_Stated problem:_
Select the lines that hold the word "name" and copy each one.

_Data records:_
((

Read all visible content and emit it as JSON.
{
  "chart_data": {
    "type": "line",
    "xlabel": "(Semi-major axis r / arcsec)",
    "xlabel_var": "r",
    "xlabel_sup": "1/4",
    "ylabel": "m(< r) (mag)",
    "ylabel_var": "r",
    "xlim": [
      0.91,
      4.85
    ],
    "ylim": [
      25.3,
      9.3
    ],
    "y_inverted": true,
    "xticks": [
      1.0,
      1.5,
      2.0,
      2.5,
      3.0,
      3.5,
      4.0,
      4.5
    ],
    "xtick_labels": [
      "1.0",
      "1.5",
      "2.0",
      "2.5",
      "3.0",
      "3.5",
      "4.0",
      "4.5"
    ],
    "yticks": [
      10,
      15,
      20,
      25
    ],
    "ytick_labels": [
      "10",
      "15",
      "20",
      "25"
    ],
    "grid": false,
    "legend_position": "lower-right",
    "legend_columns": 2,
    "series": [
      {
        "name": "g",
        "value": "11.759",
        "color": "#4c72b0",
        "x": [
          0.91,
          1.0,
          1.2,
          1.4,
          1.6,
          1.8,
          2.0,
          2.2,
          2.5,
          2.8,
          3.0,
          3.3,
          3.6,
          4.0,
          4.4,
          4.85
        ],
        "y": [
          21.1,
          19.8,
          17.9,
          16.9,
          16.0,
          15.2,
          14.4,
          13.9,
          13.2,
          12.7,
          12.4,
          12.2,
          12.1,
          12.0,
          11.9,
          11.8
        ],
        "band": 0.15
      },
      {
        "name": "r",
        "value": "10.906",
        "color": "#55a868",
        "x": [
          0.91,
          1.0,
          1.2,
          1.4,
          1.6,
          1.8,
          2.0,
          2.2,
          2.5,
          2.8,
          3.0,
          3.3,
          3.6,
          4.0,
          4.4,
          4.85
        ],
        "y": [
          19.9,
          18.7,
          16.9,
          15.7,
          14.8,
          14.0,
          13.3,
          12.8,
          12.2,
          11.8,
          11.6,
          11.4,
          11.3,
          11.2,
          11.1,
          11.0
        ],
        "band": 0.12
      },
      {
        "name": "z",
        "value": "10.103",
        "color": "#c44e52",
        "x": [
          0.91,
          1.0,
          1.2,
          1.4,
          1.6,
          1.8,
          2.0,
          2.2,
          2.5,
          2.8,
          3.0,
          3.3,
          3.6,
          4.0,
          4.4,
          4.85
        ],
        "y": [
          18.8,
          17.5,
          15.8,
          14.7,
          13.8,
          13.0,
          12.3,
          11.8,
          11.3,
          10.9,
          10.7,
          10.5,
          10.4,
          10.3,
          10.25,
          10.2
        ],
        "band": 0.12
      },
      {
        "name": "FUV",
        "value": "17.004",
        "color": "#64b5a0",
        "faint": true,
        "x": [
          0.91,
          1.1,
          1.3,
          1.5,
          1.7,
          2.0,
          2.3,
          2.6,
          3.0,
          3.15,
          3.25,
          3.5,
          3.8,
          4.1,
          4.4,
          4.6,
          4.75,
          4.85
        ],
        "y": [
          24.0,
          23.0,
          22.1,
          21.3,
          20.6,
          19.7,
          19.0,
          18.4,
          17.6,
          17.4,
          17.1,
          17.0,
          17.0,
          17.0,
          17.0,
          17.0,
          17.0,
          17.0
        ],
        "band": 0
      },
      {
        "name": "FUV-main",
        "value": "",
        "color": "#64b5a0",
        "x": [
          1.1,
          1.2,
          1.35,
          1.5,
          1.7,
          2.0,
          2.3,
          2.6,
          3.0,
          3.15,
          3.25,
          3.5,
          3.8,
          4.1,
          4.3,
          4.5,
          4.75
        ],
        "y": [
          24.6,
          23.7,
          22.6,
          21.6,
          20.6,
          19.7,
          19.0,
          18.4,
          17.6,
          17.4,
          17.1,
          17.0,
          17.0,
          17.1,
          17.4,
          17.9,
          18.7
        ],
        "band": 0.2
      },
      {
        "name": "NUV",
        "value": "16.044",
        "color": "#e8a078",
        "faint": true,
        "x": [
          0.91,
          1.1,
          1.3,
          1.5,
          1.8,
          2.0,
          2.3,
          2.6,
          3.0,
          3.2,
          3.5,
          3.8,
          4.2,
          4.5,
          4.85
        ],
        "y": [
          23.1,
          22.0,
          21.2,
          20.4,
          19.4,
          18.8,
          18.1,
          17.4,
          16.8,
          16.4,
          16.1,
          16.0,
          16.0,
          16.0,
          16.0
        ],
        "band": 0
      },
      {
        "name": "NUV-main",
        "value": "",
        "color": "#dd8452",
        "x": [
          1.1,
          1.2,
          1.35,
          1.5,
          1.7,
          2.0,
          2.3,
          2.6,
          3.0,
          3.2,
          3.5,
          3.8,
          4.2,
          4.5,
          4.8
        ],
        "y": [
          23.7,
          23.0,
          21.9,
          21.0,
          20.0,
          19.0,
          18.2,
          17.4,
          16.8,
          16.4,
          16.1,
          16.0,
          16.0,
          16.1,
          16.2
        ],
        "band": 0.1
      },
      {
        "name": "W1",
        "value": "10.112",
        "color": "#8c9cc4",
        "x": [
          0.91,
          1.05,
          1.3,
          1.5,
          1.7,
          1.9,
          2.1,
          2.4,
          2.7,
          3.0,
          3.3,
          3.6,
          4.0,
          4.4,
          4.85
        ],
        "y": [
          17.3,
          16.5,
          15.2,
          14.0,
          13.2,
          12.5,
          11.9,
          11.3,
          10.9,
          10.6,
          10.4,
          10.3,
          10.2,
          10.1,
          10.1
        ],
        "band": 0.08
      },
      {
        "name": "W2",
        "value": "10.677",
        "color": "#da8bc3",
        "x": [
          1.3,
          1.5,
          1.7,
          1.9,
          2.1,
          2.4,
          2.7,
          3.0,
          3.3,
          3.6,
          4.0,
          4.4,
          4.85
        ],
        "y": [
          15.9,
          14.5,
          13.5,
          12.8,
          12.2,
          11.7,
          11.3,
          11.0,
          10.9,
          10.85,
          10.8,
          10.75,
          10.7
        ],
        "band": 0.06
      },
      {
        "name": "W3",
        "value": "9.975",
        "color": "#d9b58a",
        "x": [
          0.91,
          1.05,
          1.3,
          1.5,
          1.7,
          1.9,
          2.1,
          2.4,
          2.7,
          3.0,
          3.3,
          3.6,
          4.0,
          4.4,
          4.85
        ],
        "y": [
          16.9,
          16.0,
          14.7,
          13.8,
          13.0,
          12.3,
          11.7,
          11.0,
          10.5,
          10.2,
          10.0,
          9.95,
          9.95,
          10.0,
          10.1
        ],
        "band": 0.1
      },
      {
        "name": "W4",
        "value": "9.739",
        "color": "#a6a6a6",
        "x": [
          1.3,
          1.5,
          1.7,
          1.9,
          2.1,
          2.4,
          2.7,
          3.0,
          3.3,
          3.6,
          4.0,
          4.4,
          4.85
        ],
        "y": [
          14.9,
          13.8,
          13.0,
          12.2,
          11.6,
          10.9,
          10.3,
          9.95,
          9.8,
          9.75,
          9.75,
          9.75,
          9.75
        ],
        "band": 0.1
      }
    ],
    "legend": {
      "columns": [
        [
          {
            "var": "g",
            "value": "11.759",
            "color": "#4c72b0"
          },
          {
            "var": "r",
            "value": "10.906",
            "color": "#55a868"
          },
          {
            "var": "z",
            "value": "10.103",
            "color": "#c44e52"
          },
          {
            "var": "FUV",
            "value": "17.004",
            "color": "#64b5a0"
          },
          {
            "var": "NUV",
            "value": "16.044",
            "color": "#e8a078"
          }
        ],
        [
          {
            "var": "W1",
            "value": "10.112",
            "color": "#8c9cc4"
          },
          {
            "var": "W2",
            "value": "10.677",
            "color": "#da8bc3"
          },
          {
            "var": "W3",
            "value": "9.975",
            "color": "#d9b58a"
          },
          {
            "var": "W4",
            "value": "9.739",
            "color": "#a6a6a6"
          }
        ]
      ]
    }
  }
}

))

_Exercise solution:_
        "name": "g",
        "name": "r",
        "name": "z",
        "name": "FUV",
        "name": "FUV-main",
        "name": "NUV",
        "name": "NUV-main",
        "name": "W1",
        "name": "W2",
        "name": "W3",
        "name": "W4",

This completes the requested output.